EXERCISE OBJECTIVE
Find the word "TradingView" in the material below and gather every line that contains it.

───── DATA PROVIDED

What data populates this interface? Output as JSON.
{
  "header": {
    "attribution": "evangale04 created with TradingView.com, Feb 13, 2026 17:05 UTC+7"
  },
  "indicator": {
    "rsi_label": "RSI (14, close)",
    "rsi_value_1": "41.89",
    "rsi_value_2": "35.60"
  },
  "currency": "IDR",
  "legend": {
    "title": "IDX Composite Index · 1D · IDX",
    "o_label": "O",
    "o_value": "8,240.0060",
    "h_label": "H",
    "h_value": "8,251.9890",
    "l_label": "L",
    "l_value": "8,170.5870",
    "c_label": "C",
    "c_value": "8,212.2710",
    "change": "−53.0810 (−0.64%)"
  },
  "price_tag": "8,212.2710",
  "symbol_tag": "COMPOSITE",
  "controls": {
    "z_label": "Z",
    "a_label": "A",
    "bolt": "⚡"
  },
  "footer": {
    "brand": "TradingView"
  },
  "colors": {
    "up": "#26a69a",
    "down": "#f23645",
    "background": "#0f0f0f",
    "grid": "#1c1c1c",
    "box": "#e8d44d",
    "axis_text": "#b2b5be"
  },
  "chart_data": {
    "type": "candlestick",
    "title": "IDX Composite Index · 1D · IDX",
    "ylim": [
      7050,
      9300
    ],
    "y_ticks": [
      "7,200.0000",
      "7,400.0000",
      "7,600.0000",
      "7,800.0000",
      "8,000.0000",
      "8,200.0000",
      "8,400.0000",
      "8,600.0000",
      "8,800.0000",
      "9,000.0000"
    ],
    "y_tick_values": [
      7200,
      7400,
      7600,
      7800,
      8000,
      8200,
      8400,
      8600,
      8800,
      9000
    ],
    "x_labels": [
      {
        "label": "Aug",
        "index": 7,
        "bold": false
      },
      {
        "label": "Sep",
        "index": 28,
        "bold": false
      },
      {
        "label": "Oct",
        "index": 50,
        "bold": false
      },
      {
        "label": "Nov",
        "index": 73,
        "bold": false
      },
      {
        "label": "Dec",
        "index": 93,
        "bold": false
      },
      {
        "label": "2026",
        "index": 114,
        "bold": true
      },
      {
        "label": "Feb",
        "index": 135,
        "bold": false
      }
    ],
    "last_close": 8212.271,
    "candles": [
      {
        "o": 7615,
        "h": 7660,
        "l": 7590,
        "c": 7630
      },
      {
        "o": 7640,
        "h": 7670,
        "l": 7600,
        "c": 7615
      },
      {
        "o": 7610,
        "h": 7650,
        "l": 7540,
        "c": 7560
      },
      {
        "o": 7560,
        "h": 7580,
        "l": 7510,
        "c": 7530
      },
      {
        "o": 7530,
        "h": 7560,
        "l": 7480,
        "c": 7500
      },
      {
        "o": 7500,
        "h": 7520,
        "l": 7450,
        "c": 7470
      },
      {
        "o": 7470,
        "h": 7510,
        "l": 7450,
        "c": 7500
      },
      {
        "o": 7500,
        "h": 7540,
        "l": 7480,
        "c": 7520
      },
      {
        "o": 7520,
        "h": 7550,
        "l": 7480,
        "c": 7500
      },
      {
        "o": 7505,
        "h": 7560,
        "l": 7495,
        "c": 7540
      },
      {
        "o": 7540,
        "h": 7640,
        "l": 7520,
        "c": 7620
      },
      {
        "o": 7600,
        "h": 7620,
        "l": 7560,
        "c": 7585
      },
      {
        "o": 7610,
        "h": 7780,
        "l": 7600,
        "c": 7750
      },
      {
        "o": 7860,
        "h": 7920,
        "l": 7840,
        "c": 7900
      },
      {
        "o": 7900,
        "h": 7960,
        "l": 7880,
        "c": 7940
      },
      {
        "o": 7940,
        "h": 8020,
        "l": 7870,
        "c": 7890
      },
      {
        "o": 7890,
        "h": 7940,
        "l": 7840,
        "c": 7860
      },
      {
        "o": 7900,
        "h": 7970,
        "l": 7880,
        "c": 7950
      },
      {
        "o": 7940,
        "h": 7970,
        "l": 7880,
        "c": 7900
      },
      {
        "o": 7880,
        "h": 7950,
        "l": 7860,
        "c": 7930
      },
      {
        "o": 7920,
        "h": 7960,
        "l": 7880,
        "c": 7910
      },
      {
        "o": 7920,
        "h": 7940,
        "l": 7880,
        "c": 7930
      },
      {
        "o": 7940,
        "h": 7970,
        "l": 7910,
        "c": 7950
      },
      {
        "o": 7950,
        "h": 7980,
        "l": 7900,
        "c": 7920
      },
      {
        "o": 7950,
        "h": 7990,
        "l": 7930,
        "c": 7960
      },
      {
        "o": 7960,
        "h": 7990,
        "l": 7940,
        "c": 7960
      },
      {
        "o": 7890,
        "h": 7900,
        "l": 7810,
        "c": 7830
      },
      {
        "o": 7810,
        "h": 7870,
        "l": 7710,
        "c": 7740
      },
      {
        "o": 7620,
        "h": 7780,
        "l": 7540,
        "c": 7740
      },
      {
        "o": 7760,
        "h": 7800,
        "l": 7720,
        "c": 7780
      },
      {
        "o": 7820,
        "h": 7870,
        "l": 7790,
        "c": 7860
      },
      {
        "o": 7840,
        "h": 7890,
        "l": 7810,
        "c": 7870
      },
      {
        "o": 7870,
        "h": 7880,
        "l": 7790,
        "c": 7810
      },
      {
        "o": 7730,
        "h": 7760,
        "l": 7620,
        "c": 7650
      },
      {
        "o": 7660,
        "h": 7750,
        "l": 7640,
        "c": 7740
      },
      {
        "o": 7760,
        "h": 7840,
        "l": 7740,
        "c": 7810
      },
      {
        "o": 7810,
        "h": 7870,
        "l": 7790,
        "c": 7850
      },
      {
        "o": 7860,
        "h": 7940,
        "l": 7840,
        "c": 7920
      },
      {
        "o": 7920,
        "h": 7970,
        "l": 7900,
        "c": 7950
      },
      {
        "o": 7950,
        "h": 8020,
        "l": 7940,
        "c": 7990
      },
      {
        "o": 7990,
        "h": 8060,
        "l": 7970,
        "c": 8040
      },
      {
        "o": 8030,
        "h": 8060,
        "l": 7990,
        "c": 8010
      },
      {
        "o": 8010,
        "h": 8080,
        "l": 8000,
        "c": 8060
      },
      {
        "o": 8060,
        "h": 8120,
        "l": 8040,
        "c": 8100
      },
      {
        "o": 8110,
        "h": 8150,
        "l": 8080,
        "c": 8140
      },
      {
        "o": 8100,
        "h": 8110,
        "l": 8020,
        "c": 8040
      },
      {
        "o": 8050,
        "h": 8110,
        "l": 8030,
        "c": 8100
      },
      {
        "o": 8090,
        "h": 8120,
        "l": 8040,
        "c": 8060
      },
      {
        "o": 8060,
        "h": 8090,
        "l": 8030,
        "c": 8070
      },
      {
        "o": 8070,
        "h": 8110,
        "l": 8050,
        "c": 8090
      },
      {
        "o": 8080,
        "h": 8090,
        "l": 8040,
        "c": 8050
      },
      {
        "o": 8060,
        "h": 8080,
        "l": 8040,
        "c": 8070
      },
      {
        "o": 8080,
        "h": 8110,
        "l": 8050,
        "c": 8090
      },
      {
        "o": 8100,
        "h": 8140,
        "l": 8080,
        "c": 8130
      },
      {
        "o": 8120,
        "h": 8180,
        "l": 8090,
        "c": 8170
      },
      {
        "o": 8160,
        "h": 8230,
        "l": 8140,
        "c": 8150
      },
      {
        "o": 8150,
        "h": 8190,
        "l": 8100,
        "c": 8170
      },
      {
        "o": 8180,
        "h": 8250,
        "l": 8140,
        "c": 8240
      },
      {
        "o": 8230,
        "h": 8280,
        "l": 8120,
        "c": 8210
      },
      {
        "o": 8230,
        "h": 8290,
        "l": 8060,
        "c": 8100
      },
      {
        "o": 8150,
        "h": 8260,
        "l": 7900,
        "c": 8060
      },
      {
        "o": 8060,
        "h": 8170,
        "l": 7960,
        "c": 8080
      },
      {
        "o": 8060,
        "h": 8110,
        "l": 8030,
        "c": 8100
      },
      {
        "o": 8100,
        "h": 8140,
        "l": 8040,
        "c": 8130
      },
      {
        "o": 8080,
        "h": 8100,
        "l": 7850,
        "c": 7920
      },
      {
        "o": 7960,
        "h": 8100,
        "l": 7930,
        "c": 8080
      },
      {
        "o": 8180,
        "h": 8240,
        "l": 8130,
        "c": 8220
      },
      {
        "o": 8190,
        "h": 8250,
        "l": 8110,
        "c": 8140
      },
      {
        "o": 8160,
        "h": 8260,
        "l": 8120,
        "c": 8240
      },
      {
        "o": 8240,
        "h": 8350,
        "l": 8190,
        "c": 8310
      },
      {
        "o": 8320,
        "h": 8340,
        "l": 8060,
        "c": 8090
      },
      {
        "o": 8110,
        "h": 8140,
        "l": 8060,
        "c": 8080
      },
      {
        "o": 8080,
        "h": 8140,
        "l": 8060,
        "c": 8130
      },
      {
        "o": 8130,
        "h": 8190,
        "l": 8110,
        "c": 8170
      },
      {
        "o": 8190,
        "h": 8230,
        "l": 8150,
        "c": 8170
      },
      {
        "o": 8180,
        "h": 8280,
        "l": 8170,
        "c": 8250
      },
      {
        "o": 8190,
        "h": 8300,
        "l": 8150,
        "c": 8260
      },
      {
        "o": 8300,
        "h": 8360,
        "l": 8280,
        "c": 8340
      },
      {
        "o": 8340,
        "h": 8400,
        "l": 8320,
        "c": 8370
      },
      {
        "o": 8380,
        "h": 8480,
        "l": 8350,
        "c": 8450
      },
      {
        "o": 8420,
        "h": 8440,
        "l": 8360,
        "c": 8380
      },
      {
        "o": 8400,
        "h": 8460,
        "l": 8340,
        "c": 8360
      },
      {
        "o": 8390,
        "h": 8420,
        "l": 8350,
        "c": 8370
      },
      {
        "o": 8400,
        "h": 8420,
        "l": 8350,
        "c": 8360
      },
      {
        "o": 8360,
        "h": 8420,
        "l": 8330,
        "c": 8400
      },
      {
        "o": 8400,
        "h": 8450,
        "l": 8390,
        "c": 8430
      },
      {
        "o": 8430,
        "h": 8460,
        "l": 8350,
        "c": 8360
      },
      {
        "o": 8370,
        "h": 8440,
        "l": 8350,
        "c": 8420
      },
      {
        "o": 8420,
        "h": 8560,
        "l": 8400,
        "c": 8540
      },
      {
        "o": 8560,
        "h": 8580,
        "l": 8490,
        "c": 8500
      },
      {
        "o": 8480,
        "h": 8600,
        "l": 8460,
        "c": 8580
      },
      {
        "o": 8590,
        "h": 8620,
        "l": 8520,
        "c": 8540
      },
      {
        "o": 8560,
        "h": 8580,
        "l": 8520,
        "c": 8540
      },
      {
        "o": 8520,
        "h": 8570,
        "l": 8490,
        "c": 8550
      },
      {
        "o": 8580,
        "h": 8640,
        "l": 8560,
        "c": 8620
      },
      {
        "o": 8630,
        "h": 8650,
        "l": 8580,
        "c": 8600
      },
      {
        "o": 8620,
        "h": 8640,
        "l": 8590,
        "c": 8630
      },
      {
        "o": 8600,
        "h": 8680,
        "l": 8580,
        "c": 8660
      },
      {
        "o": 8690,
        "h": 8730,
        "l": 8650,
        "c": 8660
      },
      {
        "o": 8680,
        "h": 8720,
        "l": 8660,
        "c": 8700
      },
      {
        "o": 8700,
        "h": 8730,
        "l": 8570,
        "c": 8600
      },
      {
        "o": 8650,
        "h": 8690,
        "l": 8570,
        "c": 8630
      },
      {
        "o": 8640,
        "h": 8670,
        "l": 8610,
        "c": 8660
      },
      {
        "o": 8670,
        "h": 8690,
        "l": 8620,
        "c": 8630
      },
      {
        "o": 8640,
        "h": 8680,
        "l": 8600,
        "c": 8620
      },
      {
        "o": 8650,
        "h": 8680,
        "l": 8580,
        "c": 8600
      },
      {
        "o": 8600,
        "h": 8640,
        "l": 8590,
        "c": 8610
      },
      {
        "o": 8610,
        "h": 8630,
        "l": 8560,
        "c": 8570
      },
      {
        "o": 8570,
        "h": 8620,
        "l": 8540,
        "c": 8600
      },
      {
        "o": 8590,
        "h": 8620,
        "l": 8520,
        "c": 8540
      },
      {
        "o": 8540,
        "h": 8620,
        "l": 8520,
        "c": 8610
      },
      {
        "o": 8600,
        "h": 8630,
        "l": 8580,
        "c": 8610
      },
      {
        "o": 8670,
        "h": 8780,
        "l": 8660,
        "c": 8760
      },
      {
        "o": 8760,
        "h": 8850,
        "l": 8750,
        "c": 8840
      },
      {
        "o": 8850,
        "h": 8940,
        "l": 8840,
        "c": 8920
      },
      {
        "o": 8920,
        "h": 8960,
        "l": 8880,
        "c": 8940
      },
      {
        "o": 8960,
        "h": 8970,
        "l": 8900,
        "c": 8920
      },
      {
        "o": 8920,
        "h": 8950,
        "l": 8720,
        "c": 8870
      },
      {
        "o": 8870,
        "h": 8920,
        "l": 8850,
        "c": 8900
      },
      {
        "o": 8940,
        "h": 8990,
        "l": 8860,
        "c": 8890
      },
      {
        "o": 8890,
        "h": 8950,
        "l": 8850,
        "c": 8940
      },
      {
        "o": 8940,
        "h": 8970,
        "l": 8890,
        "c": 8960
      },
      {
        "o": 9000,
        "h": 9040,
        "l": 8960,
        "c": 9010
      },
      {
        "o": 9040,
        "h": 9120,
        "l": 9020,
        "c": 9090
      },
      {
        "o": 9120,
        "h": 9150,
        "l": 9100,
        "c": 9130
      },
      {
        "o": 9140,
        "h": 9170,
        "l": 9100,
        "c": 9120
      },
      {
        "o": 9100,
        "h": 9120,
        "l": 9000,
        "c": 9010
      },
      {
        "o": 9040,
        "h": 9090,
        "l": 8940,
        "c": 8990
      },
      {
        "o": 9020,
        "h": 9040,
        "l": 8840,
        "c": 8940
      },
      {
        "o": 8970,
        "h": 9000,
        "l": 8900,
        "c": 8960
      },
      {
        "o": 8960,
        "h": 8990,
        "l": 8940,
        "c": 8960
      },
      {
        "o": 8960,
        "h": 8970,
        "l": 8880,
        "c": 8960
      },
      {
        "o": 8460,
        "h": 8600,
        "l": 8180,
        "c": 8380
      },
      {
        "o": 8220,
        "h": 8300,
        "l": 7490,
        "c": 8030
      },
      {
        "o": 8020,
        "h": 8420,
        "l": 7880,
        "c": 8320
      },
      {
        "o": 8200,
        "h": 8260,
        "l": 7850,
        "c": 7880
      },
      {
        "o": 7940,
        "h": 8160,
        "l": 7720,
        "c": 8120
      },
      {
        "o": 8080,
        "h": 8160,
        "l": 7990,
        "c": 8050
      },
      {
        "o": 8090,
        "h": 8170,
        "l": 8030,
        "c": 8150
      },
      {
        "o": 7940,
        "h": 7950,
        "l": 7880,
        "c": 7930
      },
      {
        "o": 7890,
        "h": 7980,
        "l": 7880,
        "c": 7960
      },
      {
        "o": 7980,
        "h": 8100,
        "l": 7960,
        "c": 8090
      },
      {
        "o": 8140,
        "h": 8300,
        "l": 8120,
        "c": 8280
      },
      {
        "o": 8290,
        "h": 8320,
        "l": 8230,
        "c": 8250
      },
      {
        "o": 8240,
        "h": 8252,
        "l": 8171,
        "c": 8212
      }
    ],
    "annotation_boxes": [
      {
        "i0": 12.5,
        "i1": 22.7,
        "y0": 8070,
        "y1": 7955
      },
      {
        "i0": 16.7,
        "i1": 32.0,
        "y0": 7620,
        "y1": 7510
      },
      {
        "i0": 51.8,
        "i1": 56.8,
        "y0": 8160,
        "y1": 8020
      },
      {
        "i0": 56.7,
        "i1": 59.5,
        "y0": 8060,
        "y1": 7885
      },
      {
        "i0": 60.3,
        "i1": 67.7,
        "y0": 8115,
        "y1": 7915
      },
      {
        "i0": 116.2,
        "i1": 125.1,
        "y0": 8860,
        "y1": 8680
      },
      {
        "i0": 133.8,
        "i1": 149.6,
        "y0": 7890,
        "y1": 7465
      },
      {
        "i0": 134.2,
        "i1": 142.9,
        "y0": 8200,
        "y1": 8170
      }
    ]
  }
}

──────────

WRITTEN ANSWER
    "attribution": "evangale04 created with TradingView.com, Feb 13, 2026 17:05 UTC+7"
    "brand": "TradingView"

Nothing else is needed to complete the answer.